### Challenge
Locate every line in the records below that contains the word "Belgique", and copy each one.

### Data in this exercise
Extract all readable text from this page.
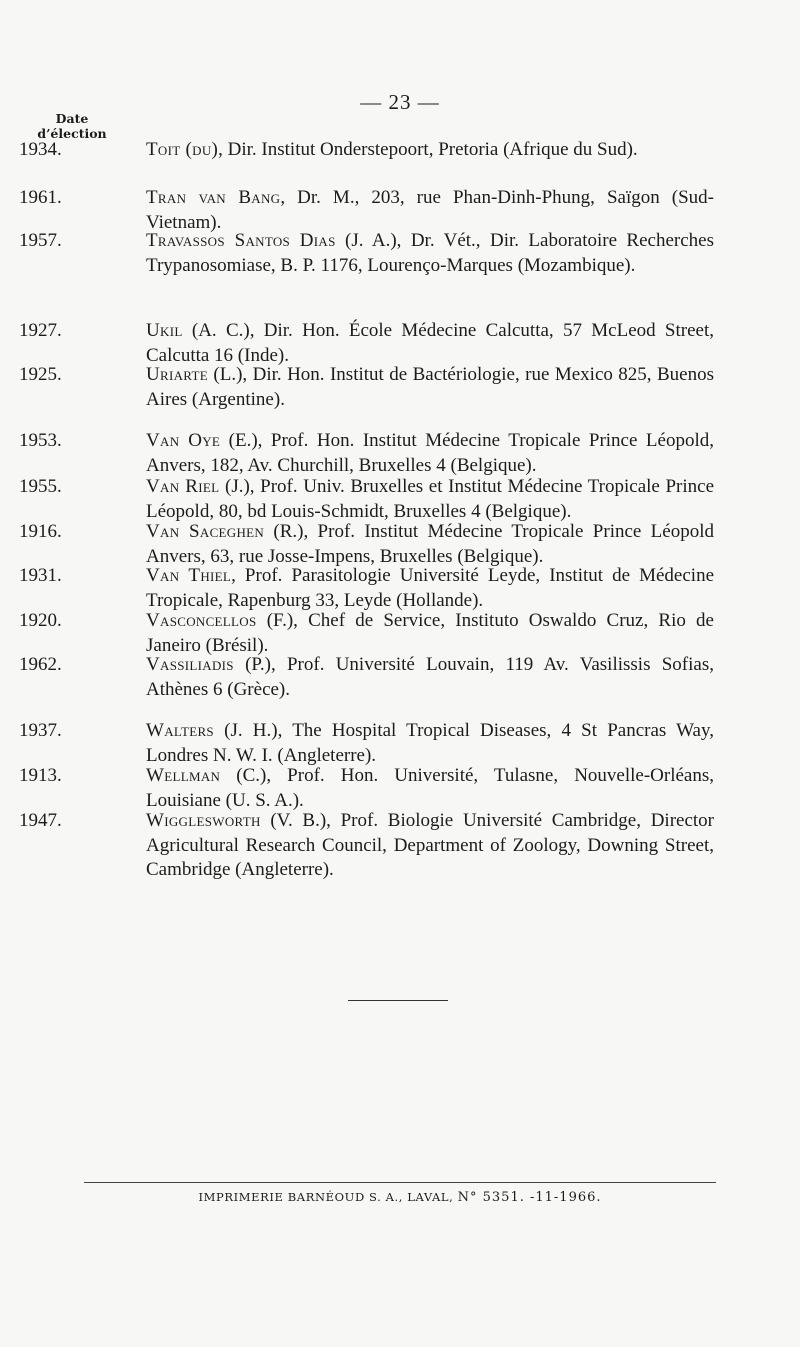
— 23 —
Date
d’élection
1934.	Toit (du), Dir. Institut Onderstepoort, Pretoria (Afrique du Sud).
1961.	Tran van Bang, Dr. M., 203, rue Phan-Dinh-Phung, Saïgon (Sud-Vietnam).
1957.	Travassos Santos Dias (J. A.), Dr. Vét., Dir. Laboratoire Recherches Trypanosomiase, B. P. 1176, Lourenço-Marques (Mozambique).
1927.	Ukil (A. C.), Dir. Hon. École Médecine Calcutta, 57 McLeod Street, Calcutta 16 (Inde).
1925.	Uriarte (L.), Dir. Hon. Institut de Bactériologie, rue Mexico 825, Buenos Aires (Argentine).
1953.	Van Oye (E.), Prof. Hon. Institut Médecine Tropicale Prince Léopold, Anvers, 182, Av. Churchill, Bruxelles 4 (Belgique).
1955.	Van Riel (J.), Prof. Univ. Bruxelles et Institut Médecine Tropicale Prince Léopold, 80, bd Louis-Schmidt, Bruxelles 4 (Belgique).
1916.	Van Saceghen (R.), Prof. Institut Médecine Tropicale Prince Léopold Anvers, 63, rue Josse-Impens, Bruxelles (Belgique).
1931.	Van Thiel, Prof. Parasitologie Université Leyde, Institut de Médecine Tropicale, Rapenburg 33, Leyde (Hollande).
1920.	Vasconcellos (F.), Chef de Service, Instituto Oswaldo Cruz, Rio de Janeiro (Brésil).
1962.	Vassiliadis (P.), Prof. Université Louvain, 119 Av. Vasilissis Sofias, Athènes 6 (Grèce).
1937.	Walters (J. H.), The Hospital Tropical Diseases, 4 St Pancras Way, Londres N. W. I. (Angleterre).
1913.	Wellman (C.), Prof. Hon. Université, Tulasne, Nouvelle-Orléans, Louisiane (U. S. A.).
1947.	Wigglesworth (V. B.), Prof. Biologie Université Cambridge, Director Agricultural Research Council, Department of Zoology, Downing Street, Cambridge (Angleterre).
IMPRIMERIE BARNÉOUD S. A., LAVAL, N° 5351. -11-1966.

### Complete response
1953.	Van Oye (E.), Prof. Hon. Institut Médecine Tropicale Prince Léopold, Anvers, 182, Av. Churchill, Bruxelles 4 (Belgique).
1955.	Van Riel (J.), Prof. Univ. Bruxelles et Institut Médecine Tropicale Prince Léopold, 80, bd Louis-Schmidt, Bruxelles 4 (Belgique).
1916.	Van Saceghen (R.), Prof. Institut Médecine Tropicale Prince Léopold Anvers, 63, rue Josse-Impens, Bruxelles (Belgique).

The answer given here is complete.